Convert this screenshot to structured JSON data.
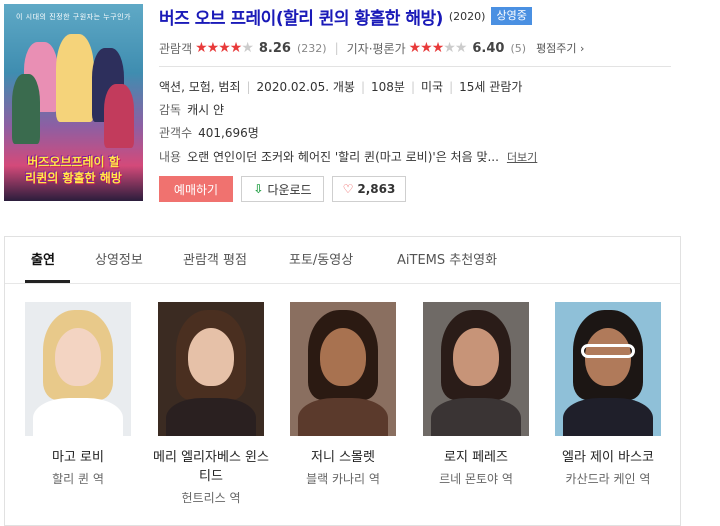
{
  "movie": {
    "title": "버즈 오브 프레이(할리 퀸의 황홀한 해방)",
    "year": "(2020)",
    "status_badge": "상영중",
    "poster_tagline": "이 시대의 진정한 구원자는 누구인가",
    "poster_title": "버즈오브프레이 할리퀸의 황홀한 해방",
    "audience_label": "관람객",
    "audience_stars": 4,
    "audience_score": "8.26",
    "audience_count": "(232)",
    "critic_label": "기자·평론가",
    "critic_stars": 3,
    "critic_score": "6.40",
    "critic_count": "(5)",
    "rate_link": "평점주기",
    "genre": "액션, 모험, 범죄",
    "release": "2020.02.05. 개봉",
    "runtime": "108분",
    "country": "미국",
    "rating": "15세 관람가",
    "director_label": "감독",
    "director": "캐시 얀",
    "audience_total_label": "관객수",
    "audience_total": "401,696명",
    "synopsis_label": "내용",
    "synopsis": "오랜 연인이던 조커와 헤어진 '할리 퀸(마고 로비)'은 처음 맞...",
    "more_label": "더보기"
  },
  "buttons": {
    "book": "예매하기",
    "download": "다운로드",
    "likes": "2,863"
  },
  "tabs": [
    "출연",
    "상영정보",
    "관람객 평점",
    "포토/동영상",
    "AiTEMS 추천영화"
  ],
  "cast": [
    {
      "name": "마고 로비",
      "role": "할리 퀸 역"
    },
    {
      "name": "메리 엘리자베스 윈스티드",
      "role": "헌트리스 역"
    },
    {
      "name": "저니 스몰렛",
      "role": "블랙 카나리 역"
    },
    {
      "name": "로지 페레즈",
      "role": "르네 몬토야 역"
    },
    {
      "name": "엘라 제이 바스코",
      "role": "카산드라 케인 역"
    }
  ],
  "colors": {
    "title": "#1a1ab8",
    "badge": "#4a90e2",
    "star": "#e83a3a",
    "book_button": "#f0726f"
  }
}
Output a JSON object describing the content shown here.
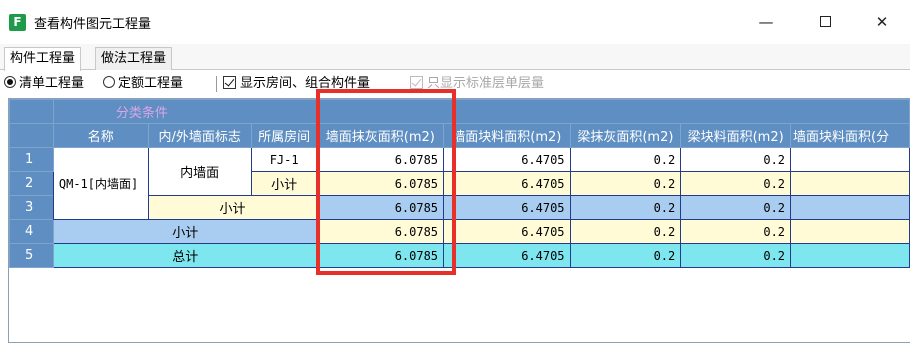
----------
§ **WHAT IS REQUIRED**
Copy all lines from the material that hold "JSON".

§ **FULL SOLUTION**
Convert this screenshot to structured JSON data.
Output a JSON object describing the content shown here.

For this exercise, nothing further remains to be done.